Give the listing below again in full, exactly as written.

Data records
────────────────────

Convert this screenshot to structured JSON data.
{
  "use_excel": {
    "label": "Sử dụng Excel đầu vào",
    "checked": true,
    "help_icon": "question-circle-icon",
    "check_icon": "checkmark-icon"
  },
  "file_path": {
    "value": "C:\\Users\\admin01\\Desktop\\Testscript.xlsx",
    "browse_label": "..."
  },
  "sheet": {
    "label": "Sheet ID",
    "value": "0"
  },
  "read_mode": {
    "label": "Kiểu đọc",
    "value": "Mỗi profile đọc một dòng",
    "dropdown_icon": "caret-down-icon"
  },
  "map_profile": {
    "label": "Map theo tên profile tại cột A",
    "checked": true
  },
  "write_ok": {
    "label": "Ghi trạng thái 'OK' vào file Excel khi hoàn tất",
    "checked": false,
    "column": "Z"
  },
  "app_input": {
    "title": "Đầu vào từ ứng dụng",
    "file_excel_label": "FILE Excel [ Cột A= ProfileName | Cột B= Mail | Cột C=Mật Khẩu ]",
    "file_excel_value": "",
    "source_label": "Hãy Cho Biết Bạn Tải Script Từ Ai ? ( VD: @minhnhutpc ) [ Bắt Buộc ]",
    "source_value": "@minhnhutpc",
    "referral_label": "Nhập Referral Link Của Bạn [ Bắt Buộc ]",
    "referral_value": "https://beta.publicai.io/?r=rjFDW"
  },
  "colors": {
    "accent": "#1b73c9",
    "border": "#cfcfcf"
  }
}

────────────────────

● **Completed exercise**
Convert this screenshot to structured JSON data.
{
  "use_excel": {
    "label": "Sử dụng Excel đầu vào",
    "checked": true,
    "help_icon": "question-circle-icon",
    "check_icon": "checkmark-icon"
  },
  "file_path": {
    "value": "C:\\Users\\admin01\\Desktop\\Testscript.xlsx",
    "browse_label": "..."
  },
  "sheet": {
    "label": "Sheet ID",
    "value": "0"
  },
  "read_mode": {
    "label": "Kiểu đọc",
    "value": "Mỗi profile đọc một dòng",
    "dropdown_icon": "caret-down-icon"
  },
  "map_profile": {
    "label": "Map theo tên profile tại cột A",
    "checked": true
  },
  "write_ok": {
    "label": "Ghi trạng thái 'OK' vào file Excel khi hoàn tất",
    "checked": false,
    "column": "Z"
  },
  "app_input": {
    "title": "Đầu vào từ ứng dụng",
    "file_excel_label": "FILE Excel [ Cột A= ProfileName | Cột B= Mail | Cột C=Mật Khẩu ]",
    "file_excel_value": "",
    "source_label": "Hãy Cho Biết Bạn Tải Script Từ Ai ? ( VD: @minhnhutpc ) [ Bắt Buộc ]",
    "source_value": "@minhnhutpc",
    "referral_label": "Nhập Referral Link Của Bạn [ Bắt Buộc ]",
    "referral_value": "https://beta.publicai.io/?r=rjFDW"
  },
  "colors": {
    "accent": "#1b73c9",
    "border": "#cfcfcf"
  }
}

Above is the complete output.